● **PROVIDED DATA**:
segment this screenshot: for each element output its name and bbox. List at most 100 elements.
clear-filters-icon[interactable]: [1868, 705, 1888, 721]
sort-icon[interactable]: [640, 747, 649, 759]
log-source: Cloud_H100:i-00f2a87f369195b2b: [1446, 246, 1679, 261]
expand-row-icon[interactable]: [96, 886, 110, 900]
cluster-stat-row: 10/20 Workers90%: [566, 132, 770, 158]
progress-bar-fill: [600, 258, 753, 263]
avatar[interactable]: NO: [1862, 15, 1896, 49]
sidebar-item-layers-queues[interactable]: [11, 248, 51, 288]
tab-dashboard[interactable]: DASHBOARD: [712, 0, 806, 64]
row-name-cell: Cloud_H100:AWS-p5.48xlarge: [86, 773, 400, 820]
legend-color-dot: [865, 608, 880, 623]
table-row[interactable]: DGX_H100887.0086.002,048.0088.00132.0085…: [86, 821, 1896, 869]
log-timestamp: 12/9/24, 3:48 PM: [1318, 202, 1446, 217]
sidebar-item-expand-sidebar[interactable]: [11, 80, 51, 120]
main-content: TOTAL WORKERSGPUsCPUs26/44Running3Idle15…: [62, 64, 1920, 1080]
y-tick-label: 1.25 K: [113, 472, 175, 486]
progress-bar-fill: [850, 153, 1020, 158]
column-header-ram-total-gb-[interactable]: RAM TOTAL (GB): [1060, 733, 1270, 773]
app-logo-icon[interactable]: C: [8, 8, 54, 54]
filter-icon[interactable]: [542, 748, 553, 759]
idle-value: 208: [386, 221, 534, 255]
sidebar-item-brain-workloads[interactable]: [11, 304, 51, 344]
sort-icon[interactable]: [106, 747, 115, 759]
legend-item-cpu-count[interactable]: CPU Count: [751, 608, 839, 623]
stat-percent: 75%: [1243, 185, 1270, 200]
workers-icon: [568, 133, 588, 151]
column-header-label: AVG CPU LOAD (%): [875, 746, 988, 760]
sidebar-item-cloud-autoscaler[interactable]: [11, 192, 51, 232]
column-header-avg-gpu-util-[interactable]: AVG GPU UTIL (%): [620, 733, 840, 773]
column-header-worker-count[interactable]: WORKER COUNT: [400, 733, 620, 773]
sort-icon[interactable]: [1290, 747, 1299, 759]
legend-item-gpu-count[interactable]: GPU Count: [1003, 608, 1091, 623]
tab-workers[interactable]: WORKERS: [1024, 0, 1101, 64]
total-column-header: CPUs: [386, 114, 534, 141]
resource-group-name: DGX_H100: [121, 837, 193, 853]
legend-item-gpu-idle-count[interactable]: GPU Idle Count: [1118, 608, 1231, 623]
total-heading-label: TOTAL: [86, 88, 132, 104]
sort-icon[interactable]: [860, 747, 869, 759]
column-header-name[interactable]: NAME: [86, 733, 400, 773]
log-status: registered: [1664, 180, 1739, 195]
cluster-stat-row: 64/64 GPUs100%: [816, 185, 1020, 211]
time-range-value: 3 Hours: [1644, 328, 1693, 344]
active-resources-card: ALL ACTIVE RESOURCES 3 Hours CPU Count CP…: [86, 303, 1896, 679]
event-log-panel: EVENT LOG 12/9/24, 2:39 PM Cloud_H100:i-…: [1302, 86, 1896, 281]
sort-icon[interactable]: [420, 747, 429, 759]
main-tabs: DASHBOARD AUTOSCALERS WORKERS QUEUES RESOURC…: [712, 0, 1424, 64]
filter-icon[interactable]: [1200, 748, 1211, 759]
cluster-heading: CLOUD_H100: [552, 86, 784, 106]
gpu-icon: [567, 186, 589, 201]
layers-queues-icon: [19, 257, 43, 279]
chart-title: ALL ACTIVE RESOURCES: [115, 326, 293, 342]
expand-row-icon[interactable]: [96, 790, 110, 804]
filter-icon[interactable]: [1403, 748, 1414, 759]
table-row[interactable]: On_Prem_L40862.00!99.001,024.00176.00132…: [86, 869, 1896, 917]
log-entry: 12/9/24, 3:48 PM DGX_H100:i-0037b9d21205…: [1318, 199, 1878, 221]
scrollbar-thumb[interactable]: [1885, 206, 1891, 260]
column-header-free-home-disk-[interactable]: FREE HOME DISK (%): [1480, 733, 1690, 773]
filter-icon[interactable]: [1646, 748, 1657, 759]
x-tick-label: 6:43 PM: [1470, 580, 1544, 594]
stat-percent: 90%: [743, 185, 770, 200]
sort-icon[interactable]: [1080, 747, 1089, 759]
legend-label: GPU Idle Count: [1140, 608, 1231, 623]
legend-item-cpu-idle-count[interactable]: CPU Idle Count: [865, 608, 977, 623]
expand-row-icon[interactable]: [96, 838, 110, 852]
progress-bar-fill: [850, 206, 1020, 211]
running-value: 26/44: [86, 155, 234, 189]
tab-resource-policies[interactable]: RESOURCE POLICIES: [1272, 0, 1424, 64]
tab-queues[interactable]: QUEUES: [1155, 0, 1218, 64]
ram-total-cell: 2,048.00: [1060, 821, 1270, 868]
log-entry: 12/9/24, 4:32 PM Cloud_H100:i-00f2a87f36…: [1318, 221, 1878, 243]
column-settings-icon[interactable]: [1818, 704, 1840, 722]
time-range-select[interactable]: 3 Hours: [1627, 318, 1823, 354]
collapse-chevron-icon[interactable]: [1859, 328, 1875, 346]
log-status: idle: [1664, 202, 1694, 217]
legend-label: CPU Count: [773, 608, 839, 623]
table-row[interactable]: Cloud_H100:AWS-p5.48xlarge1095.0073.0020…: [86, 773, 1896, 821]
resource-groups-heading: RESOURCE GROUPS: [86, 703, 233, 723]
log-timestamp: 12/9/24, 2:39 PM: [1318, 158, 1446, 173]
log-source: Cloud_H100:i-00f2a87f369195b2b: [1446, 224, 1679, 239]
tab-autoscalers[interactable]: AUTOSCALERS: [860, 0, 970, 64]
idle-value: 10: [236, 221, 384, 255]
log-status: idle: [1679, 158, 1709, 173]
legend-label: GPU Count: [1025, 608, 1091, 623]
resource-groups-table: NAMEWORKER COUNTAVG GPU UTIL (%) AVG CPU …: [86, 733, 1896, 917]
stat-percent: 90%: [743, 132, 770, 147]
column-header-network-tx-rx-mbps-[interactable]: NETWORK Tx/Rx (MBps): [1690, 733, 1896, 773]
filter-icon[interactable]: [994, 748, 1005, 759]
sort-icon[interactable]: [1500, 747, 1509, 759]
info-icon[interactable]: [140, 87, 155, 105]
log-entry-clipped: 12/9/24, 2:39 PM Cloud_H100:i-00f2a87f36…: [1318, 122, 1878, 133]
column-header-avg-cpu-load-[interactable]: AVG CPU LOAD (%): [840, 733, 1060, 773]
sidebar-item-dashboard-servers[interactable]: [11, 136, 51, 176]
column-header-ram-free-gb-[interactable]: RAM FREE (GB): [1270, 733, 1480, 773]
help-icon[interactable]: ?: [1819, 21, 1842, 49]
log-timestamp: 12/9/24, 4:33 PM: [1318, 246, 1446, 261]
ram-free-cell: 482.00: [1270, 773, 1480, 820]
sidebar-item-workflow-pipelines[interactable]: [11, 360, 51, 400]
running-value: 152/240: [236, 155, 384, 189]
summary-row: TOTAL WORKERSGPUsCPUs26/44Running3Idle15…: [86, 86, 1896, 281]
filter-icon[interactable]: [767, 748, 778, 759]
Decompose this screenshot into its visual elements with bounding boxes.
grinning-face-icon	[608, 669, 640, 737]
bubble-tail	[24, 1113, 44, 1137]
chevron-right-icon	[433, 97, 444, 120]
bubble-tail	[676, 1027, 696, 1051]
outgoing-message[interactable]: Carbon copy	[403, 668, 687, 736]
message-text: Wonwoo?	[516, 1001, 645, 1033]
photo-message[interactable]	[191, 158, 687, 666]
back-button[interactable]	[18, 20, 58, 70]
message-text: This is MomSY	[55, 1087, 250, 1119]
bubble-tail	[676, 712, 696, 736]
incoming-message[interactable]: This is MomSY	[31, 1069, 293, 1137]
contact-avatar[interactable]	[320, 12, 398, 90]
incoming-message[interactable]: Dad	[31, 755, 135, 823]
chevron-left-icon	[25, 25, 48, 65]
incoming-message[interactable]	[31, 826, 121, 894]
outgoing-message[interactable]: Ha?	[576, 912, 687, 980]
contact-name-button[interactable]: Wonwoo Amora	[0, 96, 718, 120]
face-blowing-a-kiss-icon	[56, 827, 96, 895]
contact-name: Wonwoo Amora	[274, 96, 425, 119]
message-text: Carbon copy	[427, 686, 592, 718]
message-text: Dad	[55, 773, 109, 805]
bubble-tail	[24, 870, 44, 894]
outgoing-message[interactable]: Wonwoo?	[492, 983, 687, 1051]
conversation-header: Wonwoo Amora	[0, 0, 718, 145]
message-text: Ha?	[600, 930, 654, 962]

● **REQUEST**:
Set down the entries in the stretch from the start of the entries through the line containing "sort-icon[interactable]: [1290, 747, 1299, 759]", reproducing each line exactly.

● **RESPONSE FOR THIS EXERCISE**:
segment this screenshot: for each element output its name and bbox. List at most 100 elements.
clear-filters-icon[interactable]: [1868, 705, 1888, 721]
sort-icon[interactable]: [640, 747, 649, 759]
log-source: Cloud_H100:i-00f2a87f369195b2b: [1446, 246, 1679, 261]
expand-row-icon[interactable]: [96, 886, 110, 900]
cluster-stat-row: 10/20 Workers90%: [566, 132, 770, 158]
progress-bar-fill: [600, 258, 753, 263]
avatar[interactable]: NO: [1862, 15, 1896, 49]
sidebar-item-layers-queues[interactable]: [11, 248, 51, 288]
tab-dashboard[interactable]: DASHBOARD: [712, 0, 806, 64]
row-name-cell: Cloud_H100:AWS-p5.48xlarge: [86, 773, 400, 820]
legend-color-dot: [865, 608, 880, 623]
table-row[interactable]: DGX_H100887.0086.002,048.0088.00132.0085…: [86, 821, 1896, 869]
log-timestamp: 12/9/24, 3:48 PM: [1318, 202, 1446, 217]
sidebar-item-expand-sidebar[interactable]: [11, 80, 51, 120]
main-content: TOTAL WORKERSGPUsCPUs26/44Running3Idle15…: [62, 64, 1920, 1080]
y-tick-label: 1.25 K: [113, 472, 175, 486]
progress-bar-fill: [850, 153, 1020, 158]
column-header-ram-total-gb-[interactable]: RAM TOTAL (GB): [1060, 733, 1270, 773]
app-logo-icon[interactable]: C: [8, 8, 54, 54]
filter-icon[interactable]: [542, 748, 553, 759]
idle-value: 208: [386, 221, 534, 255]
sidebar-item-brain-workloads[interactable]: [11, 304, 51, 344]
sort-icon[interactable]: [106, 747, 115, 759]
legend-item-cpu-count[interactable]: CPU Count: [751, 608, 839, 623]
stat-percent: 75%: [1243, 185, 1270, 200]
workers-icon: [568, 133, 588, 151]
column-header-label: AVG CPU LOAD (%): [875, 746, 988, 760]
sidebar-item-cloud-autoscaler[interactable]: [11, 192, 51, 232]
column-header-avg-gpu-util-[interactable]: AVG GPU UTIL (%): [620, 733, 840, 773]
column-header-worker-count[interactable]: WORKER COUNT: [400, 733, 620, 773]
sort-icon[interactable]: [1290, 747, 1299, 759]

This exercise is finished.